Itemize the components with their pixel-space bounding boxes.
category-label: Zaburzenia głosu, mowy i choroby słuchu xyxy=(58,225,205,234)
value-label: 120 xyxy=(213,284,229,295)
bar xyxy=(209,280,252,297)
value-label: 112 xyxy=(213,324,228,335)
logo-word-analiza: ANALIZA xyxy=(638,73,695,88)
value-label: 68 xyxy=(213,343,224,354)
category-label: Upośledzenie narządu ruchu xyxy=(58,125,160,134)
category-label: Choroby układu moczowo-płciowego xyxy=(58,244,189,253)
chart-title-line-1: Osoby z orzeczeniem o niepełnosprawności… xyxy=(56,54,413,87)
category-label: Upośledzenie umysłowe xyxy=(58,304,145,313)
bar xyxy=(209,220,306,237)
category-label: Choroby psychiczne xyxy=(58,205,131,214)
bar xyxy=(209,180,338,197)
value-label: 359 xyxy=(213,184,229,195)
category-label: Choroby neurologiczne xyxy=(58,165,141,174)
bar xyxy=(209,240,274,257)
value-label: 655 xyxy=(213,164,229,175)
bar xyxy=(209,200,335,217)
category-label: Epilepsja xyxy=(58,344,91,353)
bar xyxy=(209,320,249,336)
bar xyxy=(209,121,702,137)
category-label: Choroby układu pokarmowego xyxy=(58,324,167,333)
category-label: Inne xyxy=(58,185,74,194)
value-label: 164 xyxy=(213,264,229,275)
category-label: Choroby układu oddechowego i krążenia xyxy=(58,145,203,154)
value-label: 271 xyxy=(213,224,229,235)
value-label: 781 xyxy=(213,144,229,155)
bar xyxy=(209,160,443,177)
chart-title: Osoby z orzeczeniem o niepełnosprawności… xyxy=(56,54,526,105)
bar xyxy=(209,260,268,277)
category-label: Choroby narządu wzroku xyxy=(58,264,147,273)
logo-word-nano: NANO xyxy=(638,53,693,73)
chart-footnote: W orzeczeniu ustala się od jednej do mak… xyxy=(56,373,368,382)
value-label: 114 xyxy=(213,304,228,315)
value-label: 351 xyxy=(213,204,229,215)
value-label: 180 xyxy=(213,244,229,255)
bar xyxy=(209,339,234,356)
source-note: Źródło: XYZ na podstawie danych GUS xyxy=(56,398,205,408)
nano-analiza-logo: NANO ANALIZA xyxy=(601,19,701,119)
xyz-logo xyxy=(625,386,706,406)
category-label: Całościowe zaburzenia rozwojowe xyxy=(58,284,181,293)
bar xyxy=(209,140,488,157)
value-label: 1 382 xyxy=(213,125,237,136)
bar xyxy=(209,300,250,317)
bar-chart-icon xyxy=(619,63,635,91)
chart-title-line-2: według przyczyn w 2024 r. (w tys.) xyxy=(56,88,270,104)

————

WHAT YOU HAVE TO DO:
Rewrite every line of the records above as a numbered list, leaving out any blank lines.

TASK SOLUTION:
1. Itemize the components with their pixel-space bounding boxes.
2. category-label: Zaburzenia głosu, mowy i choroby słuchu xyxy=(58,225,205,234)
3. value-label: 120 xyxy=(213,284,229,295)
4. bar xyxy=(209,280,252,297)
5. value-label: 112 xyxy=(213,324,228,335)
6. logo-word-analiza: ANALIZA xyxy=(638,73,695,88)
7. value-label: 68 xyxy=(213,343,224,354)
8. category-label: Upośledzenie narządu ruchu xyxy=(58,125,160,134)
9. category-label: Choroby układu moczowo-płciowego xyxy=(58,244,189,253)
10. chart-title-line-1: Osoby z orzeczeniem o niepełnosprawności… xyxy=(56,54,413,87)
11. category-label: Upośledzenie umysłowe xyxy=(58,304,145,313)
12. bar xyxy=(209,220,306,237)
13. category-label: Choroby psychiczne xyxy=(58,205,131,214)
14. bar xyxy=(209,180,338,197)
15. value-label: 359 xyxy=(213,184,229,195)
16. category-label: Choroby neurologiczne xyxy=(58,165,141,174)
17. bar xyxy=(209,240,274,257)
18. value-label: 655 xyxy=(213,164,229,175)
19. bar xyxy=(209,200,335,217)
20. category-label: Epilepsja xyxy=(58,344,91,353)
21. bar xyxy=(209,320,249,336)
22. bar xyxy=(209,121,702,137)
23. category-label: Choroby układu pokarmowego xyxy=(58,324,167,333)
24. category-label: Inne xyxy=(58,185,74,194)
25. value-label: 164 xyxy=(213,264,229,275)
26. category-label: Choroby układu oddechowego i krążenia xyxy=(58,145,203,154)
27. value-label: 271 xyxy=(213,224,229,235)
28. value-label: 781 xyxy=(213,144,229,155)
29. bar xyxy=(209,160,443,177)
30. chart-title: Osoby z orzeczeniem o niepełnosprawności… xyxy=(56,54,526,105)
31. bar xyxy=(209,260,268,277)
32. category-label: Choroby narządu wzroku xyxy=(58,264,147,273)
33. logo-word-nano: NANO xyxy=(638,53,693,73)
34. chart-footnote: W orzeczeniu ustala się od jednej do mak… xyxy=(56,373,368,382)
35. value-label: 114 xyxy=(213,304,228,315)
36. value-label: 351 xyxy=(213,204,229,215)
37. value-label: 180 xyxy=(213,244,229,255)
38. bar xyxy=(209,339,234,356)
39. source-note: Źródło: XYZ na podstawie danych GUS xyxy=(56,398,205,408)
40. nano-analiza-logo: NANO ANALIZA xyxy=(601,19,701,119)
41. xyz-logo xyxy=(625,386,706,406)
42. category-label: Całościowe zaburzenia rozwojowe xyxy=(58,284,181,293)
43. bar xyxy=(209,140,488,157)
44. value-label: 1 382 xyxy=(213,125,237,136)
45. bar xyxy=(209,300,250,317)
46. bar-chart-icon xyxy=(619,63,635,91)
47. chart-title-line-2: według przyczyn w 2024 r. (w tys.) xyxy=(56,88,270,104)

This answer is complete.